List of tasks
1 > According to the 0x0000212F troubleshooting article, which command should be run after metadata cleanup to force replication?
2 > Please pick up the 0x0000212F troubleshooting article after its final sentence and keep writing it.

0X0000212F

Fixing ERROR_DS_CR_IMPOSSIBLE_TO_VALIDATE (0x0000212F)

Server & Cloud Intermediate 👁 2 views 📅 Jun 7, 2026

This Active Directory replication error means a domain controller can't verify a critical object's existence. The fix is almost always stale metadata or a lingering tombstone. Here's how to kill it.

Cause 1: Stale DC Metadata from a Failed Demotion

This is the #1 trigger. Some admin demoted a domain controller without running dcpromo /forceremoval and the metadata stayed in the configuration partition. When another DC tries to replicate the NTDS Settings object belonging to that dead DC, it hits error 0x0000212F because the source DC (the dead one) doesn't exist to validate it.

The fix is to nuke that orphaned metadata using ntdsutil. Don't bother with ADSI Edit directly—it's too easy to miss a reference.

Steps to clean up stale DC metadata

  1. Open an elevated command prompt on any healthy DC.
  2. Type ntdsutil and hit Enter.
  3. Type metadata cleanup.
  4. Type remove selected server.
  5. You'll get a popup to select the dead DC. Pick it.
  6. Confirm the removal. ntdsutil will walk you through it.
  7. Exit and run repadmin /syncall /AdeP to force replication.

After that, check event logs for the error. 9 times out of 10, it's gone.

Cause 2: Lingering Tombstone That Won't Validate

When a DC tombstone doesn't match the object's GUID across replicas, the validation engine throws 0x0000212F. This happens after a forced authoritative restore or if someone manually deleted a CN=Deleted Objects entry.

The quickest way to find the culprit is repadmin's showobjmeta command. Look for objects with mismatched objectVersion or missing whenChanged timestamps.

How to identify and remove a lingering tombstone

repadmin /showattr <SourceDC> "CN=<problematic-object>,CN=Deleted Objects,DC=<domain>,DC=<com>" /filter:"(objectClass=*)" /atts:objectGUID,whenChanged

Compare the GUID across all DCs. If one DC has a tombstone with a whenChanged date older than 60 days, and the other DCs don't have it, that's the source. Delete it on the isolated DC using ldifde or ADSI Edit.

Document structure recognition records
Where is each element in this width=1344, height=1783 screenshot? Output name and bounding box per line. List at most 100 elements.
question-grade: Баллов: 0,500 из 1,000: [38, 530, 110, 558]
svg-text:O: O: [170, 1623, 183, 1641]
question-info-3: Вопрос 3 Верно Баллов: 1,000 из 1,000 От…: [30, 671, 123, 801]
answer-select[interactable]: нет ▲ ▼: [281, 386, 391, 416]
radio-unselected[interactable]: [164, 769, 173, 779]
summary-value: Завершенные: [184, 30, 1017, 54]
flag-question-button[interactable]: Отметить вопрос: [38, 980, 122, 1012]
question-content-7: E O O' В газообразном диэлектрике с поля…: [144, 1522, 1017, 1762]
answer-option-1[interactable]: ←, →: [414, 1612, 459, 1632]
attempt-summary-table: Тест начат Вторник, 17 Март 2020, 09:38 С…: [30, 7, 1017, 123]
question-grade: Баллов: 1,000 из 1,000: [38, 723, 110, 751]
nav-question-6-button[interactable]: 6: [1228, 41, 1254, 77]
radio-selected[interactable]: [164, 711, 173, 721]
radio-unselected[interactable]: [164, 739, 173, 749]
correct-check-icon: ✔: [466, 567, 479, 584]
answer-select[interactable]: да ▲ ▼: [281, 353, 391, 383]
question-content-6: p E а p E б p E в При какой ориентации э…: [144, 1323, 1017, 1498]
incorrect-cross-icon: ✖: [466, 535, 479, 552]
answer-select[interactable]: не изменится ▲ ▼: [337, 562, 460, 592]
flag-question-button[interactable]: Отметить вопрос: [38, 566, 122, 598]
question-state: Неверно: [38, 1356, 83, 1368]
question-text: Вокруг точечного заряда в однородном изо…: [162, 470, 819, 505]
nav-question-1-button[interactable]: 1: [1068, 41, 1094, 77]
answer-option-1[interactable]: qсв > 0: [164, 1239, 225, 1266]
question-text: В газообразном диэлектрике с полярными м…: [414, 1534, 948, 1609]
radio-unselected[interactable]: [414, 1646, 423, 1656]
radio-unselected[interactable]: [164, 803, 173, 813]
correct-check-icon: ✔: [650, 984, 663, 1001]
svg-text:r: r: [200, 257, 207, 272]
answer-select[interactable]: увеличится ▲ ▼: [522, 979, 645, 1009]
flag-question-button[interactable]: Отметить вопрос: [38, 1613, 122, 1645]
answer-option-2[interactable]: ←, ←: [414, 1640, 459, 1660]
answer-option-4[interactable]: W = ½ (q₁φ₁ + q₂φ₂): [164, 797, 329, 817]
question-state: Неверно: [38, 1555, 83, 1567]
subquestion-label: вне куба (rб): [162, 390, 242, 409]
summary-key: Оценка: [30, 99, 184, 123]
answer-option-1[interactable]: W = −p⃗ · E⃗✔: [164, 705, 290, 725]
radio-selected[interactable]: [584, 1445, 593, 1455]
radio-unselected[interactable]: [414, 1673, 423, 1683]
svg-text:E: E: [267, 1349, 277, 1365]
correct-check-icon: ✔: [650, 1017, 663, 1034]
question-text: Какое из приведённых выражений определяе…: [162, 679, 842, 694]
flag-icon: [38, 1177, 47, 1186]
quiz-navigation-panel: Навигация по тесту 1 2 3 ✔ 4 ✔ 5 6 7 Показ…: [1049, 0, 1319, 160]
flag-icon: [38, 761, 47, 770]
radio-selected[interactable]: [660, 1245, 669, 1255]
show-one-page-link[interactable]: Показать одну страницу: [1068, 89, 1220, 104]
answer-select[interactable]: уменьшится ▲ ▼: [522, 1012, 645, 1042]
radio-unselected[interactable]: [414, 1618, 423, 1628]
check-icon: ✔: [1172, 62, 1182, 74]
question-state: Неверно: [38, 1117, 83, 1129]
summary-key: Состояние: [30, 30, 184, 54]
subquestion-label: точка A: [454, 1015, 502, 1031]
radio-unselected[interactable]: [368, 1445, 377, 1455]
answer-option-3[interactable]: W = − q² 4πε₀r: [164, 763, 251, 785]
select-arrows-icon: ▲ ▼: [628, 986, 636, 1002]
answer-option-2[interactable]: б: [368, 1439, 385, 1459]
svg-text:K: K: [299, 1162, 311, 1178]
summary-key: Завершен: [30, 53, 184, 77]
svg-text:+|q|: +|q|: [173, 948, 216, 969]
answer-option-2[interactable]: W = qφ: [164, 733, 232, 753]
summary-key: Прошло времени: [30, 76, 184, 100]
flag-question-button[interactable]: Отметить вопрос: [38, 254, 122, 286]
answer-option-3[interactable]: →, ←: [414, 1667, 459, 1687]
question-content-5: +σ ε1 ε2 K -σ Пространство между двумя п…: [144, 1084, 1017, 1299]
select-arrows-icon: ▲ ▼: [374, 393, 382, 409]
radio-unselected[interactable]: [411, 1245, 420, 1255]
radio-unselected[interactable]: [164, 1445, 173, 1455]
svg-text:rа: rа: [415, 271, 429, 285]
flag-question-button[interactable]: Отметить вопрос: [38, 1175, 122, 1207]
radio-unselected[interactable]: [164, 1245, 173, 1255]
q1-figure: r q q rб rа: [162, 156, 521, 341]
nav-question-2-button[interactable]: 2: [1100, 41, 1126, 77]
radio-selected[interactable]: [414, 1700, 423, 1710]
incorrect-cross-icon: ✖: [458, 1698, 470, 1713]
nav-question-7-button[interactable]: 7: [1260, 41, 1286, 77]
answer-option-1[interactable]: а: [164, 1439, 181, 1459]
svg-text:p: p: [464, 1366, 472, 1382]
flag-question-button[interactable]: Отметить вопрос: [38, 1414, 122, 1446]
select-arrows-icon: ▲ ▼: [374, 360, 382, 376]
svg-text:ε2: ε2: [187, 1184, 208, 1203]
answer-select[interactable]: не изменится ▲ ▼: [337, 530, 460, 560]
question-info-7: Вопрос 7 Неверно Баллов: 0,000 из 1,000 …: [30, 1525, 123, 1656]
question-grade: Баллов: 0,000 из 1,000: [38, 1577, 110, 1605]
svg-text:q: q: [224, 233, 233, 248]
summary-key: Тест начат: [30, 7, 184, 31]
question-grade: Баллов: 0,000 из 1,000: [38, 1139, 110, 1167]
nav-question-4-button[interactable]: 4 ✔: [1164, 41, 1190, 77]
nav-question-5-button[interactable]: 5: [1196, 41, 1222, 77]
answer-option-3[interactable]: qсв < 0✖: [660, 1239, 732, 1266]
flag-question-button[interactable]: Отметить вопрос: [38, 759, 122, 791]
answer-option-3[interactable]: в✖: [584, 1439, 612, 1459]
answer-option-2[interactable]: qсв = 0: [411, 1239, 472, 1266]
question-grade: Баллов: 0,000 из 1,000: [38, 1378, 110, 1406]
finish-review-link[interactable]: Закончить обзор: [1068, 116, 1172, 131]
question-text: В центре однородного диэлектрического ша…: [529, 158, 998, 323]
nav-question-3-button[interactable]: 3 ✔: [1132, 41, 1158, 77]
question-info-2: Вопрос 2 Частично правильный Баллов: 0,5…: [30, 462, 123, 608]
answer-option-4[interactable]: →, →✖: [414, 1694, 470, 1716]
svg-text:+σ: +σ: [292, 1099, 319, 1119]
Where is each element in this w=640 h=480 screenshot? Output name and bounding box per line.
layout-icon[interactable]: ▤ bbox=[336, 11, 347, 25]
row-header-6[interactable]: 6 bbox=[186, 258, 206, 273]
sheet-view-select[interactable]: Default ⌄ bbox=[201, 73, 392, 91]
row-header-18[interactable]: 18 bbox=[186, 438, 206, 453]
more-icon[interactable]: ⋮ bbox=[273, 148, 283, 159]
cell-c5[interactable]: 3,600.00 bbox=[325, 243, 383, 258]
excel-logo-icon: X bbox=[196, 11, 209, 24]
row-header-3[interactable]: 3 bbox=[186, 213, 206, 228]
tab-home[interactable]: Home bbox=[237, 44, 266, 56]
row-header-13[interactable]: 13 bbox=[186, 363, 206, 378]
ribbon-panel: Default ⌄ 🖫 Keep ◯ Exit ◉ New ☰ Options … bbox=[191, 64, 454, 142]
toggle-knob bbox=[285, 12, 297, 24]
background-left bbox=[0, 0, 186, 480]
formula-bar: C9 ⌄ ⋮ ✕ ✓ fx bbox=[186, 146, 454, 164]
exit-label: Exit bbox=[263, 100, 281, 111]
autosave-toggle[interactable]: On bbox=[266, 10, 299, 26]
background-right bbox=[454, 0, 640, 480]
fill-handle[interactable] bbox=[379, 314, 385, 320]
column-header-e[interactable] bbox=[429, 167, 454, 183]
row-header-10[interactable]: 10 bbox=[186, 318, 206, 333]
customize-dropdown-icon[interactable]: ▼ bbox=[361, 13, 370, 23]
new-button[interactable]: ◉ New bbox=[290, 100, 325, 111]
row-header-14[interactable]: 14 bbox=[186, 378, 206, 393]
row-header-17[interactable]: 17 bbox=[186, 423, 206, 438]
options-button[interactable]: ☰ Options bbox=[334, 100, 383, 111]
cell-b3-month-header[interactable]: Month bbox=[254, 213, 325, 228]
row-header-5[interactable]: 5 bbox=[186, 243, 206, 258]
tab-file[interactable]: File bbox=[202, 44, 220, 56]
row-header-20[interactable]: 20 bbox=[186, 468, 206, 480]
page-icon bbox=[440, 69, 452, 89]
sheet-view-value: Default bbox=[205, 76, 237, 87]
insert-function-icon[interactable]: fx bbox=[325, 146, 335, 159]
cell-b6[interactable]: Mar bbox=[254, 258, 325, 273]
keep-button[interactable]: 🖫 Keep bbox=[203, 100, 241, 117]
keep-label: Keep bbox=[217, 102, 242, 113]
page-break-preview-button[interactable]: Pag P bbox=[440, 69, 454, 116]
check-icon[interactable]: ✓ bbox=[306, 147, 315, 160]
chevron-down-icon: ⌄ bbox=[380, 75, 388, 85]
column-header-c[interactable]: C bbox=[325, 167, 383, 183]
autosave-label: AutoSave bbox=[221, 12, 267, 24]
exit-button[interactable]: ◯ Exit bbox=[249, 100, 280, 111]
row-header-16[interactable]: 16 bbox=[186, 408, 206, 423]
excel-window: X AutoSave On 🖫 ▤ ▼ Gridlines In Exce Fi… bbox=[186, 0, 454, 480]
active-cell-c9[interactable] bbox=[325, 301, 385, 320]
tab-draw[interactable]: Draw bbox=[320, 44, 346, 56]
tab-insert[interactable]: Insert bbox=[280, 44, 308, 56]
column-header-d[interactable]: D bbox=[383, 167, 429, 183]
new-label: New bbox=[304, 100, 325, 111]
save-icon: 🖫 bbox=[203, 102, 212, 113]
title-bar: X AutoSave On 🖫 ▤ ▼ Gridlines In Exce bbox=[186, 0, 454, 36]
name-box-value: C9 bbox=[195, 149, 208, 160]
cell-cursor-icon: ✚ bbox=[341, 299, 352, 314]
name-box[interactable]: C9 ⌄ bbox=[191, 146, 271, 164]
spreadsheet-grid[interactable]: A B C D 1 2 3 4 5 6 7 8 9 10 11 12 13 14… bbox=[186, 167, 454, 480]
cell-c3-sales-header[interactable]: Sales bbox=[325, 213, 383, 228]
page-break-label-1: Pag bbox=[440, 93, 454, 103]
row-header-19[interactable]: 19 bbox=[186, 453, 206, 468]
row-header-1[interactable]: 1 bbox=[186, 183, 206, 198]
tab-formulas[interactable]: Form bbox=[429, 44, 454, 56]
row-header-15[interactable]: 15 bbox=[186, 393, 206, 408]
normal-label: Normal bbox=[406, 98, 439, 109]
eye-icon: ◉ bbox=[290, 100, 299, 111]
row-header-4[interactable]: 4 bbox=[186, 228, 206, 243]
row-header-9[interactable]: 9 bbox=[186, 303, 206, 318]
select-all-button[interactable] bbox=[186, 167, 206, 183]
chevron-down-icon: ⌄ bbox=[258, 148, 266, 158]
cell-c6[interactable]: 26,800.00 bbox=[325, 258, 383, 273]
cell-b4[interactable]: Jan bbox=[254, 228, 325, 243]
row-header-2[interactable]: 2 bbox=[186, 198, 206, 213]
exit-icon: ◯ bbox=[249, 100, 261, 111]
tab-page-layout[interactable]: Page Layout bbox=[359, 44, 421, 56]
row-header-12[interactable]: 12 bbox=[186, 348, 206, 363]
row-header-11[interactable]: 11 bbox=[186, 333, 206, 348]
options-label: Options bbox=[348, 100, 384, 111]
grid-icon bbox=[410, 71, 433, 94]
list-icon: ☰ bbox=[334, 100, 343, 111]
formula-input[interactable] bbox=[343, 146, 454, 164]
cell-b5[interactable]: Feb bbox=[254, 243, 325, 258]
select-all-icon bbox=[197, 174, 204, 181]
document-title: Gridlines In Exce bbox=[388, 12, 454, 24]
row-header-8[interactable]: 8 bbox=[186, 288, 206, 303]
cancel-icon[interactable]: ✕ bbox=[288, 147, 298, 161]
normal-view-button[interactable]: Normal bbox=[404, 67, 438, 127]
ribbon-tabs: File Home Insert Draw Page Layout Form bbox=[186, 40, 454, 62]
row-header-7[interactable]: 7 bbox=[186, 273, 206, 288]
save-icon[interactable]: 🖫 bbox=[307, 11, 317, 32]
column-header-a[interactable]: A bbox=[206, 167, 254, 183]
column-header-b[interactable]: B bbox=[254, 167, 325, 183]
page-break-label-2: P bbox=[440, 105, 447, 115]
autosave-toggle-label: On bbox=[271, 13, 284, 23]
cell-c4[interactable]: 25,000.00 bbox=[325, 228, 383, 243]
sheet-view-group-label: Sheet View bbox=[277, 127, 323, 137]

Solved problems
1 > repadmin /syncall /AdeP

2 >
Warning: Do not delete tombstones casually. If you're not sure, run repadmin /prp view first to check the tombstone lifetime setting. Default is 60 days for Server 2003 and later.

Cause 3: Corrupted DSA Object in a Cross-Forest Trust

Less common, but happens when you have a cross-forest trust and a DC's CN=NTDS Settings object gets corrupted. The validation step for the trust's crossRef object fails because the source DC's DSA object has a bad dnsHostName attribute.

You'll see this alongside event IDs 1925 or 1926. The fix is to delete and recreate the NTDS Settings object for the affected DC.

Steps to fix a corrupted DSA object

  1. Open ADSI Edit on a healthy DC in the forest where the error appears.
  2. Connect to the Configuration naming context.
  3. Navigate to CN=Configuration,CN=Services,CN=Windows NT,CN=Directory Service,CN=<domain>.
  4. Find the DC with the bad DSA object—look for a missing dnsHostName or options value.
  5. Right-click the NTDS Settings object under that DC and delete it.
  6. On the problem DC, restart the NTDS service. It'll recreate the object automatically.
  7. Force replication: repadmin /syncall /AdeP.

If the error keeps appearing, check the DC's serverReference attribute under CN=Servers. A null value there means the DC's computer object is orphaned. Run netdom query fsmo to confirm FSMO roles are on a healthy DC, then remove the computer object from Domain Controllers OU via ADUC.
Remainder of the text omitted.